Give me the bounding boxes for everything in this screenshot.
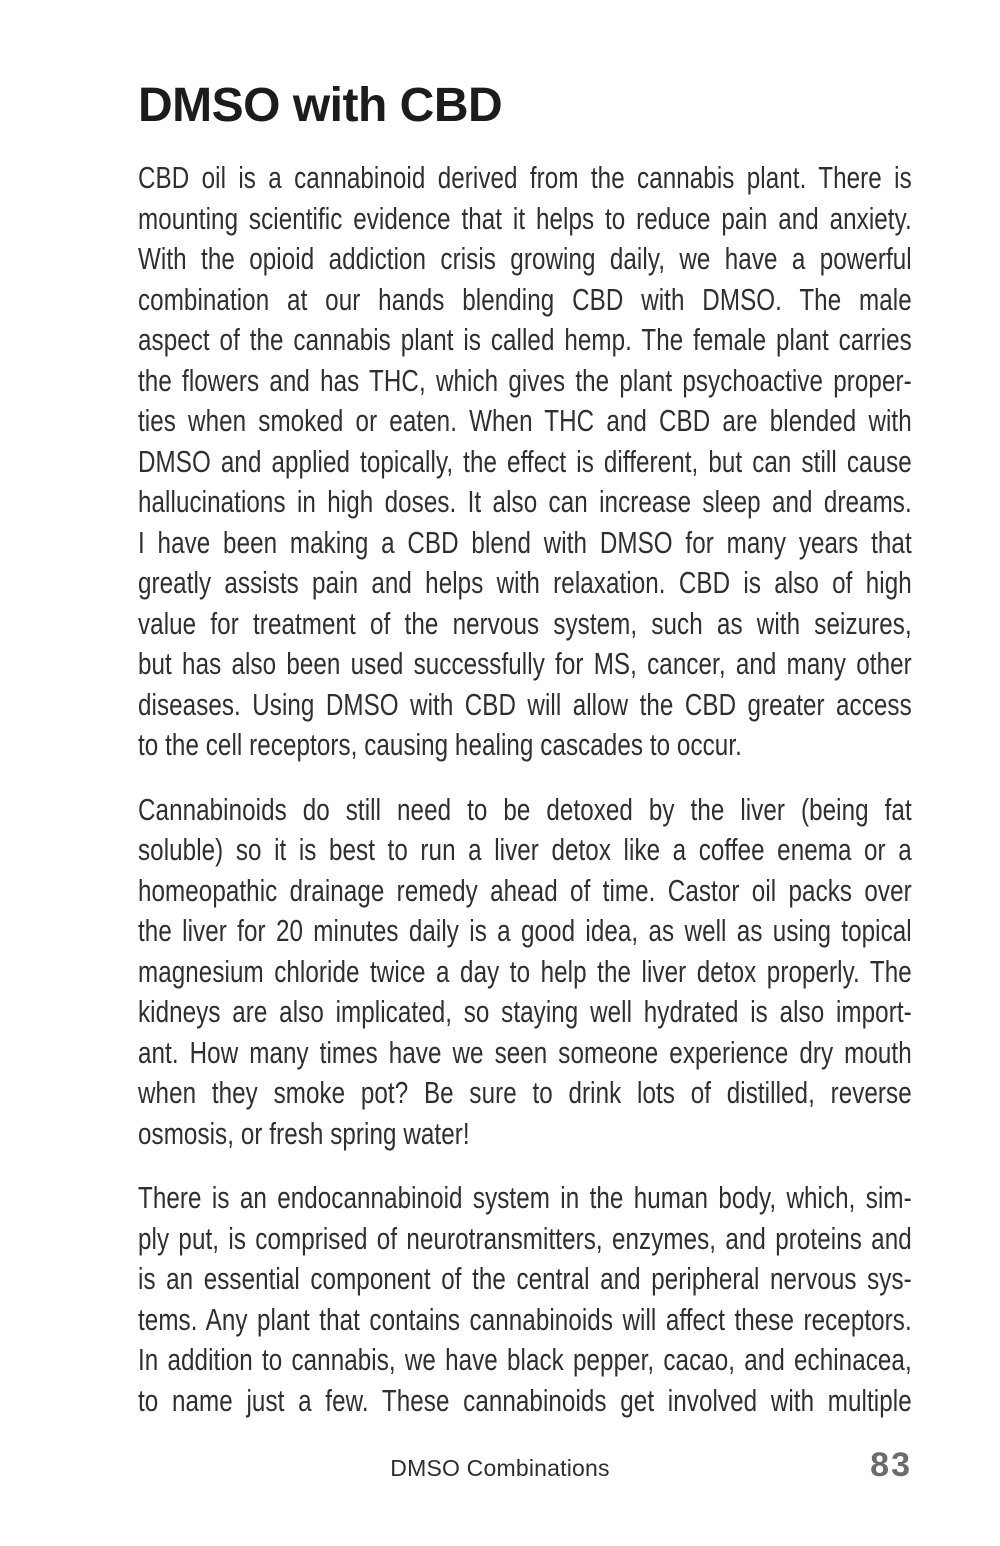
text-line: the liver for 20 minutes daily is a good idea, as well as using topical bbox=[138, 913, 912, 948]
text-line: ties when smoked or eaten. When THC and CBD are blended with bbox=[138, 403, 912, 438]
text-line: value for treatment of the nervous system, such as with seizures, bbox=[138, 605, 912, 641]
text-line: ant. How many times have we seen someone experience dry mouth bbox=[138, 1034, 912, 1070]
text-line: when they smoke pot? Be sure to drink lots of distilled, reverse bbox=[138, 1075, 912, 1110]
text-line: osmosis, or fresh spring water! bbox=[138, 1115, 470, 1151]
text-line: DMSO and applied topically, the effect is different, but can still cause bbox=[138, 443, 912, 479]
text-line: diseases. Using DMSO with CBD will allow the CBD greater access bbox=[138, 686, 912, 722]
paragraph-endocannabinoid bbox=[138, 1178, 912, 1421]
text-line: I have been making a CBD blend with DMSO for many years that bbox=[138, 524, 912, 560]
page-content bbox=[138, 80, 912, 1421]
text-line: kidneys are also implicated, so staying well hydrated is also import- bbox=[138, 994, 912, 1029]
text-line: CBD oil is a cannabinoid derived from the cannabis plant. There is bbox=[138, 160, 912, 195]
text-line: tems. Any plant that contains cannabinoids will affect these receptors. bbox=[138, 1301, 912, 1337]
text-line: In addition to cannabis, we have black pepper, cacao, and echinacea, bbox=[138, 1342, 912, 1377]
text-line: ply put, is comprised of neurotransmitters, enzymes, and proteins and bbox=[138, 1220, 912, 1256]
text-line: soluble) so it is best to run a liver detox like a coffee enema or a bbox=[138, 832, 912, 867]
text-line: mounting scientific evidence that it helps to reduce pain and anxiety. bbox=[138, 200, 912, 236]
footer-section-title: DMSO Combinations bbox=[390, 1455, 610, 1481]
page-number: 83 bbox=[870, 1446, 912, 1484]
text-line: combination at our hands blending CBD with DMSO. The male bbox=[138, 281, 912, 317]
paragraph-detox bbox=[138, 790, 912, 1155]
text-line: Cannabinoids do still need to be detoxed by the liver (being fat bbox=[138, 791, 912, 827]
text-line: aspect of the cannabis plant is called hemp. The female plant carries bbox=[138, 322, 912, 357]
text-line: greatly assists pain and helps with relaxation. CBD is also of high bbox=[138, 565, 912, 600]
text-line: to name just a few. These cannabinoids get involved with multiple bbox=[138, 1382, 912, 1418]
text-line: With the opioid addiction crisis growing daily, we have a powerful bbox=[138, 241, 912, 276]
text-line: hallucinations in high doses. It also can increase sleep and dreams. bbox=[138, 484, 912, 519]
text-line: but has also been used successfully for MS, cancer, and many other bbox=[138, 646, 912, 681]
text-line: magnesium chloride twice a day to help the liver detox properly. The bbox=[138, 953, 912, 989]
paragraph-intro bbox=[138, 158, 912, 766]
body-text bbox=[138, 158, 912, 1421]
text-line: the flowers and has THC, which gives the plant psychoactive proper- bbox=[138, 362, 912, 398]
text-line: There is an endocannabinoid system in the human body, which, sim- bbox=[138, 1180, 912, 1215]
text-line: homeopathic drainage remedy ahead of time. Castor oil packs over bbox=[138, 872, 912, 908]
text-line: to the cell receptors, causing healing cascades to occur. bbox=[138, 727, 742, 762]
text-line: is an essential component of the central and peripheral nervous sys- bbox=[138, 1261, 912, 1296]
page-title: DMSO with CBD bbox=[138, 79, 503, 132]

## Problem statement
Print the complete listing exactly as it stands, without its pictures.

## Reply to the task
Give me the bounding boxes for everything in this screenshot.
text-line: the liver for 20 minutes daily is a good idea, as well as using topical bbox=[138, 913, 912, 948]
text-line: ties when smoked or eaten. When THC and CBD are blended with bbox=[138, 403, 912, 438]
text-line: value for treatment of the nervous system, such as with seizures, bbox=[138, 605, 912, 641]
text-line: ant. How many times have we seen someone experience dry mouth bbox=[138, 1034, 912, 1070]
text-line: when they smoke pot? Be sure to drink lots of distilled, reverse bbox=[138, 1075, 912, 1110]
text-line: osmosis, or fresh spring water! bbox=[138, 1115, 470, 1151]
text-line: DMSO and applied topically, the effect is different, but can still cause bbox=[138, 443, 912, 479]
text-line: diseases. Using DMSO with CBD will allow the CBD greater access bbox=[138, 686, 912, 722]
paragraph-endocannabinoid bbox=[138, 1178, 912, 1421]
text-line: I have been making a CBD blend with DMSO for many years that bbox=[138, 524, 912, 560]
page-content bbox=[138, 80, 912, 1421]
text-line: kidneys are also implicated, so staying well hydrated is also import- bbox=[138, 994, 912, 1029]
text-line: CBD oil is a cannabinoid derived from the cannabis plant. There is bbox=[138, 160, 912, 195]
text-line: tems. Any plant that contains cannabinoids will affect these receptors. bbox=[138, 1301, 912, 1337]
text-line: In addition to cannabis, we have black pepper, cacao, and echinacea, bbox=[138, 1342, 912, 1377]
text-line: ply put, is comprised of neurotransmitters, enzymes, and proteins and bbox=[138, 1220, 912, 1256]
text-line: soluble) so it is best to run a liver detox like a coffee enema or a bbox=[138, 832, 912, 867]
text-line: mounting scientific evidence that it helps to reduce pain and anxiety. bbox=[138, 200, 912, 236]
footer-section-title: DMSO Combinations bbox=[390, 1455, 610, 1481]
page-number: 83 bbox=[870, 1446, 912, 1484]
text-line: combination at our hands blending CBD with DMSO. The male bbox=[138, 281, 912, 317]
paragraph-detox bbox=[138, 790, 912, 1155]
text-line: Cannabinoids do still need to be detoxed by the liver (being fat bbox=[138, 791, 912, 827]
text-line: aspect of the cannabis plant is called hemp. The female plant carries bbox=[138, 322, 912, 357]
text-line: greatly assists pain and helps with relaxation. CBD is also of high bbox=[138, 565, 912, 600]
text-line: to name just a few. These cannabinoids get involved with multiple bbox=[138, 1382, 912, 1418]
text-line: With the opioid addiction crisis growing daily, we have a powerful bbox=[138, 241, 912, 276]
text-line: hallucinations in high doses. It also can increase sleep and dreams. bbox=[138, 484, 912, 519]
text-line: but has also been used successfully for MS, cancer, and many other bbox=[138, 646, 912, 681]
text-line: magnesium chloride twice a day to help the liver detox properly. The bbox=[138, 953, 912, 989]
paragraph-intro bbox=[138, 158, 912, 766]
body-text bbox=[138, 158, 912, 1421]
text-line: the flowers and has THC, which gives the plant psychoactive proper- bbox=[138, 362, 912, 398]
text-line: There is an endocannabinoid system in the human body, which, sim- bbox=[138, 1180, 912, 1215]
text-line: homeopathic drainage remedy ahead of time. Castor oil packs over bbox=[138, 872, 912, 908]
text-line: to the cell receptors, causing healing cascades to occur. bbox=[138, 727, 742, 762]
text-line: is an essential component of the central and peripheral nervous sys- bbox=[138, 1261, 912, 1296]
page-title: DMSO with CBD bbox=[138, 79, 503, 132]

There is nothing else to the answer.